RECORDS SUPPLIED
= = =

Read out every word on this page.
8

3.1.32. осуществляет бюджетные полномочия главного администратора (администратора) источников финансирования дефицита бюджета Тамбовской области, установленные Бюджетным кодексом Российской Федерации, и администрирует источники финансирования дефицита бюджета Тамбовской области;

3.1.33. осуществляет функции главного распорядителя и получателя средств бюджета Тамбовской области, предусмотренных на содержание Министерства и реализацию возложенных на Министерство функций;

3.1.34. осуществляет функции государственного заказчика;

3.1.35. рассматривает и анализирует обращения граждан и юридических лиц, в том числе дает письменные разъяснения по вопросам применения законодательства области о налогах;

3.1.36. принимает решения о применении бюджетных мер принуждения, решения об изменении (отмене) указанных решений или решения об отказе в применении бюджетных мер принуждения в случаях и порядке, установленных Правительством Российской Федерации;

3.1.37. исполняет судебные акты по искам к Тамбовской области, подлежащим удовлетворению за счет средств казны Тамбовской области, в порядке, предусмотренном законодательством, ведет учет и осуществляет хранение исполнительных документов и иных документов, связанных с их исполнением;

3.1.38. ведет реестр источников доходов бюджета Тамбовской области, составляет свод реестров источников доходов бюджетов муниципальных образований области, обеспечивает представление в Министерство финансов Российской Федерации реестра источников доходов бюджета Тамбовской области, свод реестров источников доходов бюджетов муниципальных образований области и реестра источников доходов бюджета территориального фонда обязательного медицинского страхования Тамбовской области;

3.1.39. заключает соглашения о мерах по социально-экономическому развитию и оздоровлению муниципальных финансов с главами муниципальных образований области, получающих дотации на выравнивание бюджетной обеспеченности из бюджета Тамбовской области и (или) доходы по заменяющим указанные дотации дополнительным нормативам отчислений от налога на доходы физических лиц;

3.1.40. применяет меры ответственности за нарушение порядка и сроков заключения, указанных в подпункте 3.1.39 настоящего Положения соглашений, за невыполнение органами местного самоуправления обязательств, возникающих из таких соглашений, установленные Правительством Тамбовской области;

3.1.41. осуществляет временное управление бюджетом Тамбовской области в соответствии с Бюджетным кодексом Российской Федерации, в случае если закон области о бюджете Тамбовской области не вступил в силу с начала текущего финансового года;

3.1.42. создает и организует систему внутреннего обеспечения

= = =

STATED EXERCISE
Set out the complete listing exactly as shown.

PROBLEM SOLUTION
Read out every word on this page.
8

3.1.32. осуществляет бюджетные полномочия главного администратора (администратора) источников финансирования дефицита бюджета Тамбовской области, установленные Бюджетным кодексом Российской Федерации, и администрирует источники финансирования дефицита бюджета Тамбовской области;

3.1.33. осуществляет функции главного распорядителя и получателя средств бюджета Тамбовской области, предусмотренных на содержание Министерства и реализацию возложенных на Министерство функций;

3.1.34. осуществляет функции государственного заказчика;

3.1.35. рассматривает и анализирует обращения граждан и юридических лиц, в том числе дает письменные разъяснения по вопросам применения законодательства области о налогах;

3.1.36. принимает решения о применении бюджетных мер принуждения, решения об изменении (отмене) указанных решений или решения об отказе в применении бюджетных мер принуждения в случаях и порядке, установленных Правительством Российской Федерации;

3.1.37. исполняет судебные акты по искам к Тамбовской области, подлежащим удовлетворению за счет средств казны Тамбовской области, в порядке, предусмотренном законодательством, ведет учет и осуществляет хранение исполнительных документов и иных документов, связанных с их исполнением;

3.1.38. ведет реестр источников доходов бюджета Тамбовской области, составляет свод реестров источников доходов бюджетов муниципальных образований области, обеспечивает представление в Министерство финансов Российской Федерации реестра источников доходов бюджета Тамбовской области, свод реестров источников доходов бюджетов муниципальных образований области и реестра источников доходов бюджета территориального фонда обязательного медицинского страхования Тамбовской области;

3.1.39. заключает соглашения о мерах по социально-экономическому развитию и оздоровлению муниципальных финансов с главами муниципальных образований области, получающих дотации на выравнивание бюджетной обеспеченности из бюджета Тамбовской области и (или) доходы по заменяющим указанные дотации дополнительным нормативам отчислений от налога на доходы физических лиц;

3.1.40. применяет меры ответственности за нарушение порядка и сроков заключения, указанных в подпункте 3.1.39 настоящего Положения соглашений, за невыполнение органами местного самоуправления обязательств, возникающих из таких соглашений, установленные Правительством Тамбовской области;

3.1.41. осуществляет временное управление бюджетом Тамбовской области в соответствии с Бюджетным кодексом Российской Федерации, в случае если закон области о бюджете Тамбовской области не вступил в силу с начала текущего финансового года;

3.1.42. создает и организует систему внутреннего обеспечения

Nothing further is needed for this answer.